[AVAILABLE RECORDS]:
%%

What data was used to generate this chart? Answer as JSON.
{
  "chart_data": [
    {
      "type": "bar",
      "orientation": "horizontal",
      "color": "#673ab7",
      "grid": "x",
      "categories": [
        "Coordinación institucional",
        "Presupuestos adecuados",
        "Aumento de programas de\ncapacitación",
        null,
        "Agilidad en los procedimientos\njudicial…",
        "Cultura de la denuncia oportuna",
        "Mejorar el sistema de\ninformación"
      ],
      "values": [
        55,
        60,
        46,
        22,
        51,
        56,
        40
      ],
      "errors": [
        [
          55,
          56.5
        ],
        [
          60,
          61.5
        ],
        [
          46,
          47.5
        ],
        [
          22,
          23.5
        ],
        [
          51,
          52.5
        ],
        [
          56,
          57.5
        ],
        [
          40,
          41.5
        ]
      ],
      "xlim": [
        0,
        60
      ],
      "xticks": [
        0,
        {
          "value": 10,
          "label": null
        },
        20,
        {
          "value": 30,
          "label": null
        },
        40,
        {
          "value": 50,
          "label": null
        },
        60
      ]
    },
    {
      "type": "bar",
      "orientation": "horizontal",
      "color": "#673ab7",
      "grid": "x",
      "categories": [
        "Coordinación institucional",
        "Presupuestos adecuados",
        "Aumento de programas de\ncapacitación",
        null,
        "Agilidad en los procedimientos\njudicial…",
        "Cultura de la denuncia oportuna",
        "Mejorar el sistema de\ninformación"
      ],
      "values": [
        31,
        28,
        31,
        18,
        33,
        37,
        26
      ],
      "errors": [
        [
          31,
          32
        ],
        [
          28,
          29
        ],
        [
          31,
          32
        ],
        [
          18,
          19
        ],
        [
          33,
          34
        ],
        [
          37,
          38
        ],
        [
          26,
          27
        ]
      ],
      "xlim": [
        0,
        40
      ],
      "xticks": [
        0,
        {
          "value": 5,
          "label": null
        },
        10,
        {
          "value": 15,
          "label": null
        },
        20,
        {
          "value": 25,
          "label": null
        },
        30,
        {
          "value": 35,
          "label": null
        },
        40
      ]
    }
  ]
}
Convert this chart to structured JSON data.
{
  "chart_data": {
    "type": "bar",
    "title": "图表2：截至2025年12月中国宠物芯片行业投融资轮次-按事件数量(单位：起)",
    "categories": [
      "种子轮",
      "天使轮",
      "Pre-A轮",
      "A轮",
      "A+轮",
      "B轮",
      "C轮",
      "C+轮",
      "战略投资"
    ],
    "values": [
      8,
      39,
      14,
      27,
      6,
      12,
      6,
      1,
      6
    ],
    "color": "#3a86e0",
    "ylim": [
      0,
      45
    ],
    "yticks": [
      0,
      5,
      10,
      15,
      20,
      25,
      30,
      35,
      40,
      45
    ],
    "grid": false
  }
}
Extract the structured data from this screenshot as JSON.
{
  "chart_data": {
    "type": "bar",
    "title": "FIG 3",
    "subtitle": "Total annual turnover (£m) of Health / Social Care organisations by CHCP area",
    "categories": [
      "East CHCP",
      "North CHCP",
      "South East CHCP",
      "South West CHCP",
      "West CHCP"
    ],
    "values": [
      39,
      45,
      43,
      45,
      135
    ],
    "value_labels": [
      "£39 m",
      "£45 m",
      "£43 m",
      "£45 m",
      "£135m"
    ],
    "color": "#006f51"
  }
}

%%

[STATED EXERCISE]: Give the listing above again, word for word.

[RESULT OF THE TASK]:
What data was used to generate this chart? Answer as JSON.
{
  "chart_data": [
    {
      "type": "bar",
      "orientation": "horizontal",
      "color": "#673ab7",
      "grid": "x",
      "categories": [
        "Coordinación institucional",
        "Presupuestos adecuados",
        "Aumento de programas de\ncapacitación",
        null,
        "Agilidad en los procedimientos\njudicial…",
        "Cultura de la denuncia oportuna",
        "Mejorar el sistema de\ninformación"
      ],
      "values": [
        55,
        60,
        46,
        22,
        51,
        56,
        40
      ],
      "errors": [
        [
          55,
          56.5
        ],
        [
          60,
          61.5
        ],
        [
          46,
          47.5
        ],
        [
          22,
          23.5
        ],
        [
          51,
          52.5
        ],
        [
          56,
          57.5
        ],
        [
          40,
          41.5
        ]
      ],
      "xlim": [
        0,
        60
      ],
      "xticks": [
        0,
        {
          "value": 10,
          "label": null
        },
        20,
        {
          "value": 30,
          "label": null
        },
        40,
        {
          "value": 50,
          "label": null
        },
        60
      ]
    },
    {
      "type": "bar",
      "orientation": "horizontal",
      "color": "#673ab7",
      "grid": "x",
      "categories": [
        "Coordinación institucional",
        "Presupuestos adecuados",
        "Aumento de programas de\ncapacitación",
        null,
        "Agilidad en los procedimientos\njudicial…",
        "Cultura de la denuncia oportuna",
        "Mejorar el sistema de\ninformación"
      ],
      "values": [
        31,
        28,
        31,
        18,
        33,
        37,
        26
      ],
      "errors": [
        [
          31,
          32
        ],
        [
          28,
          29
        ],
        [
          31,
          32
        ],
        [
          18,
          19
        ],
        [
          33,
          34
        ],
        [
          37,
          38
        ],
        [
          26,
          27
        ]
      ],
      "xlim": [
        0,
        40
      ],
      "xticks": [
        0,
        {
          "value": 5,
          "label": null
        },
        10,
        {
          "value": 15,
          "label": null
        },
        20,
        {
          "value": 25,
          "label": null
        },
        30,
        {
          "value": 35,
          "label": null
        },
        40
      ]
    }
  ]
}
Convert this chart to structured JSON data.
{
  "chart_data": {
    "type": "bar",
    "title": "图表2：截至2025年12月中国宠物芯片行业投融资轮次-按事件数量(单位：起)",
    "categories": [
      "种子轮",
      "天使轮",
      "Pre-A轮",
      "A轮",
      "A+轮",
      "B轮",
      "C轮",
      "C+轮",
      "战略投资"
    ],
    "values": [
      8,
      39,
      14,
      27,
      6,
      12,
      6,
      1,
      6
    ],
    "color": "#3a86e0",
    "ylim": [
      0,
      45
    ],
    "yticks": [
      0,
      5,
      10,
      15,
      20,
      25,
      30,
      35,
      40,
      45
    ],
    "grid": false
  }
}
Extract the structured data from this screenshot as JSON.
{
  "chart_data": {
    "type": "bar",
    "title": "FIG 3",
    "subtitle": "Total annual turnover (£m) of Health / Social Care organisations by CHCP area",
    "categories": [
      "East CHCP",
      "North CHCP",
      "South East CHCP",
      "South West CHCP",
      "West CHCP"
    ],
    "values": [
      39,
      45,
      43,
      45,
      135
    ],
    "value_labels": [
      "£39 m",
      "£45 m",
      "£43 m",
      "£45 m",
      "£135m"
    ],
    "color": "#006f51"
  }
}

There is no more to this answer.